> **Input records**
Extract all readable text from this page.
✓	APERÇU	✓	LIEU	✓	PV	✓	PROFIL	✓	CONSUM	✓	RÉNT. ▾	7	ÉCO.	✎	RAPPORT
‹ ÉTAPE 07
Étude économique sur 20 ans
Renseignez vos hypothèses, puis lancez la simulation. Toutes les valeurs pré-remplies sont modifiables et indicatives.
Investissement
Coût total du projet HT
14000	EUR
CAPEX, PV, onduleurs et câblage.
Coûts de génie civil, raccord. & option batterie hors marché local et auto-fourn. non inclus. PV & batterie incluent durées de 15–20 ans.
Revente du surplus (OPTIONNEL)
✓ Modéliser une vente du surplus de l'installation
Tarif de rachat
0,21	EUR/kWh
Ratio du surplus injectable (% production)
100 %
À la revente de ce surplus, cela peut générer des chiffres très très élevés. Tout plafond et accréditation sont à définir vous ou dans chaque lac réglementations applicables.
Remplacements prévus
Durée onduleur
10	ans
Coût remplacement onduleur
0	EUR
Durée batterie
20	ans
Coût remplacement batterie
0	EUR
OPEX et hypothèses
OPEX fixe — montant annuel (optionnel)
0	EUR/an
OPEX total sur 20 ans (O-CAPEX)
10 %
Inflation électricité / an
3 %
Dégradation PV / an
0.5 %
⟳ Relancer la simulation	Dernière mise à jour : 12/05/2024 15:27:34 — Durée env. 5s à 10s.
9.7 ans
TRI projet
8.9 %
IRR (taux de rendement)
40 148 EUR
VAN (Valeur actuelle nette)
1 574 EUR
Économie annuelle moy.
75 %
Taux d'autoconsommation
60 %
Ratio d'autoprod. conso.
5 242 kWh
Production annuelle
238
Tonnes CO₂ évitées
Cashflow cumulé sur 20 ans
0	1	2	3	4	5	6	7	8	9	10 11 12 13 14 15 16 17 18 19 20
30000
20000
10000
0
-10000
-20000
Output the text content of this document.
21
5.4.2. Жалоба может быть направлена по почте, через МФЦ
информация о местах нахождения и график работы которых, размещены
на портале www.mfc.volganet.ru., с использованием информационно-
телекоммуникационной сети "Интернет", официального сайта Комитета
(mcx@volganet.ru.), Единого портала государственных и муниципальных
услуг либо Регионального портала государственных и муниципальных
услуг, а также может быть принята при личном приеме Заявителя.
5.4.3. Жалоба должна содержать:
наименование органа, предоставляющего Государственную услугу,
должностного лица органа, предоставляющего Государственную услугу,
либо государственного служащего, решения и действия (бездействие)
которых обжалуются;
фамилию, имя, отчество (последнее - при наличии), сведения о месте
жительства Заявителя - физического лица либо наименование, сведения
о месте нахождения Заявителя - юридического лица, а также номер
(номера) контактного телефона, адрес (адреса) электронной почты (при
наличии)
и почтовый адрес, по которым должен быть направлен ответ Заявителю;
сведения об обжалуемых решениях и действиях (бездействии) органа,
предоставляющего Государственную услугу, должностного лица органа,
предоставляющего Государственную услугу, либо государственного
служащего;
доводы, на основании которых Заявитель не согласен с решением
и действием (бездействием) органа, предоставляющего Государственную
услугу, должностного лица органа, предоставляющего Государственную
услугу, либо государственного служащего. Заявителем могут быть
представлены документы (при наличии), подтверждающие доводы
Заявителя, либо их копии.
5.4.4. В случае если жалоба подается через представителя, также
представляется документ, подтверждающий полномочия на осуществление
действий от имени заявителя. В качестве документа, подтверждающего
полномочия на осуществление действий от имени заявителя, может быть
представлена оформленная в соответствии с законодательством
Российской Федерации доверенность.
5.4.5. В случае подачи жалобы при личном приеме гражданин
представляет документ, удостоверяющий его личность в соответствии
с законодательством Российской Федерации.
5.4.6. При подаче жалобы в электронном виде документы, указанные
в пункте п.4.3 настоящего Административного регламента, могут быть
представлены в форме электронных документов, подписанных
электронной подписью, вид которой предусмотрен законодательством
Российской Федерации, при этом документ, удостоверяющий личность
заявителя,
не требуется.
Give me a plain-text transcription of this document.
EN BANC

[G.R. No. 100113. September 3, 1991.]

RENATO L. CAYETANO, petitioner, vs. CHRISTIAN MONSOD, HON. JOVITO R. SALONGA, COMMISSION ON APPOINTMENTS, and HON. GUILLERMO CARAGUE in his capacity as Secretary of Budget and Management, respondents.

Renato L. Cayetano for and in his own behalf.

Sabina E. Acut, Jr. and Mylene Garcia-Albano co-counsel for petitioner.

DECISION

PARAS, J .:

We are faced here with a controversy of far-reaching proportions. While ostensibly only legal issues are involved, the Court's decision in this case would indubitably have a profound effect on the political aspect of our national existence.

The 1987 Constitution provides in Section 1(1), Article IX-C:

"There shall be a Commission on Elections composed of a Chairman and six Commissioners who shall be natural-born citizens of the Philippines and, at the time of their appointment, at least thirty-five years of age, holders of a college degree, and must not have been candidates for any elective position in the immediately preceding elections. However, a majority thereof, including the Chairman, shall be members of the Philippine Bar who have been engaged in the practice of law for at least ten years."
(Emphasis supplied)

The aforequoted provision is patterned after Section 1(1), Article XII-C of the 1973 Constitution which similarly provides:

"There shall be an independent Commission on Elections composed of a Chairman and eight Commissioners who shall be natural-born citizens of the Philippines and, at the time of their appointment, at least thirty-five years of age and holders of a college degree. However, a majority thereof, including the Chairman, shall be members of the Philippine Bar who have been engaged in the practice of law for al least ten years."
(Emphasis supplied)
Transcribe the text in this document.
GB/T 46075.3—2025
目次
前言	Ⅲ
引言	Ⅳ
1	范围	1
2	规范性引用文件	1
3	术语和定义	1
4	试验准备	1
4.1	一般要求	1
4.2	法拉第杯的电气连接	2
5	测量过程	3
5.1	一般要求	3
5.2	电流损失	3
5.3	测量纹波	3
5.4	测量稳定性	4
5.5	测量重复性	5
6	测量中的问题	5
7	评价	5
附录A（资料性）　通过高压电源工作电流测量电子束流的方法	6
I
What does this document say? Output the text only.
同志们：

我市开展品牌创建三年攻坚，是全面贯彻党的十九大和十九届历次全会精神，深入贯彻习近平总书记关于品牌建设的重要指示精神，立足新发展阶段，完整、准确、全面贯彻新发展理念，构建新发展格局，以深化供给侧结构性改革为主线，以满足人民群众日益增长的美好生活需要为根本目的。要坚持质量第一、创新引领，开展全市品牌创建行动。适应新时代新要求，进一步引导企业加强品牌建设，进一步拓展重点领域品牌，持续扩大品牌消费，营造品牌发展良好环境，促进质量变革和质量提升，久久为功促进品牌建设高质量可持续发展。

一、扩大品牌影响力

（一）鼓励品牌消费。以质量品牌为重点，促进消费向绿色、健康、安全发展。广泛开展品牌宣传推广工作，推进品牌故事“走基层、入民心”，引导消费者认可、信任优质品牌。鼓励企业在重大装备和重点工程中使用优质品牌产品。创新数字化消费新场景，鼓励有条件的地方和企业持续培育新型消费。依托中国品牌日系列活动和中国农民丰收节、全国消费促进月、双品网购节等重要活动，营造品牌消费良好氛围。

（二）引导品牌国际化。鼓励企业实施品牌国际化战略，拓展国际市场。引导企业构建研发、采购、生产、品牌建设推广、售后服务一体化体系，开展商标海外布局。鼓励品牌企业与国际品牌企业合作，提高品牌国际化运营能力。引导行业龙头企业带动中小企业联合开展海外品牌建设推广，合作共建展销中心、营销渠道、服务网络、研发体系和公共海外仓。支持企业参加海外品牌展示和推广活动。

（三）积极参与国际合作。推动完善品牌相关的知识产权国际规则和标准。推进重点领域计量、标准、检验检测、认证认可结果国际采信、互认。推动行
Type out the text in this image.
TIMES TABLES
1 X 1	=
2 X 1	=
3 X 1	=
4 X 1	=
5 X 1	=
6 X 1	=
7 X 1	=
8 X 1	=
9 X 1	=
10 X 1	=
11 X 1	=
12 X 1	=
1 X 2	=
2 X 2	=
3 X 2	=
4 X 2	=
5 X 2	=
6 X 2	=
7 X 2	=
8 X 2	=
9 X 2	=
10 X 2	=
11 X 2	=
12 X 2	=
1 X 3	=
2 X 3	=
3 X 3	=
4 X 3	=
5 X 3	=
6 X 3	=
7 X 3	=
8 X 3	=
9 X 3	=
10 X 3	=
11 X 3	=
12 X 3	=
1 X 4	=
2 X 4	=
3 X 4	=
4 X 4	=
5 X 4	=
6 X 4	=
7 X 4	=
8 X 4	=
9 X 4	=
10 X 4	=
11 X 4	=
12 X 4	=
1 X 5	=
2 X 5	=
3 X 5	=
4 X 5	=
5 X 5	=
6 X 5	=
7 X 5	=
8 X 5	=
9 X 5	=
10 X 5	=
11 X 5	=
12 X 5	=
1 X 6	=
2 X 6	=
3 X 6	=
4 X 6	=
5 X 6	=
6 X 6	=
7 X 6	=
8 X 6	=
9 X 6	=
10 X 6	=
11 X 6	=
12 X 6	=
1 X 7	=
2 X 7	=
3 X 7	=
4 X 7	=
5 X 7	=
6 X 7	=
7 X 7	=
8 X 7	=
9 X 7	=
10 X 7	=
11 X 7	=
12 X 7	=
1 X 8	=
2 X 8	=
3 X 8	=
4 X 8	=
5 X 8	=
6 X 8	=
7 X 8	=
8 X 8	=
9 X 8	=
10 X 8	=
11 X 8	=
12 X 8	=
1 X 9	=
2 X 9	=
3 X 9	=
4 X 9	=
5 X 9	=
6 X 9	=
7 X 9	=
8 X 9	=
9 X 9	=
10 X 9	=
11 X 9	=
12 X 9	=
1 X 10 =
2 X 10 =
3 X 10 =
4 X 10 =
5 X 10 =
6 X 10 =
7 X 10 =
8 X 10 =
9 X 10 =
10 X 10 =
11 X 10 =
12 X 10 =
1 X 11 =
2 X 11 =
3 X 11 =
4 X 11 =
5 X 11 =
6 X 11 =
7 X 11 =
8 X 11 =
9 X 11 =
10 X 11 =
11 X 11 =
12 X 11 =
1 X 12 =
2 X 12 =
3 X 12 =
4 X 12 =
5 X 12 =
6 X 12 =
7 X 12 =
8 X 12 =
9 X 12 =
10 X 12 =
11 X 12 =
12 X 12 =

> **Set problem**
Working from the entries above, return all lines that contain "annuelle".

> **Response**
Économie annuelle moy.
Production annuelle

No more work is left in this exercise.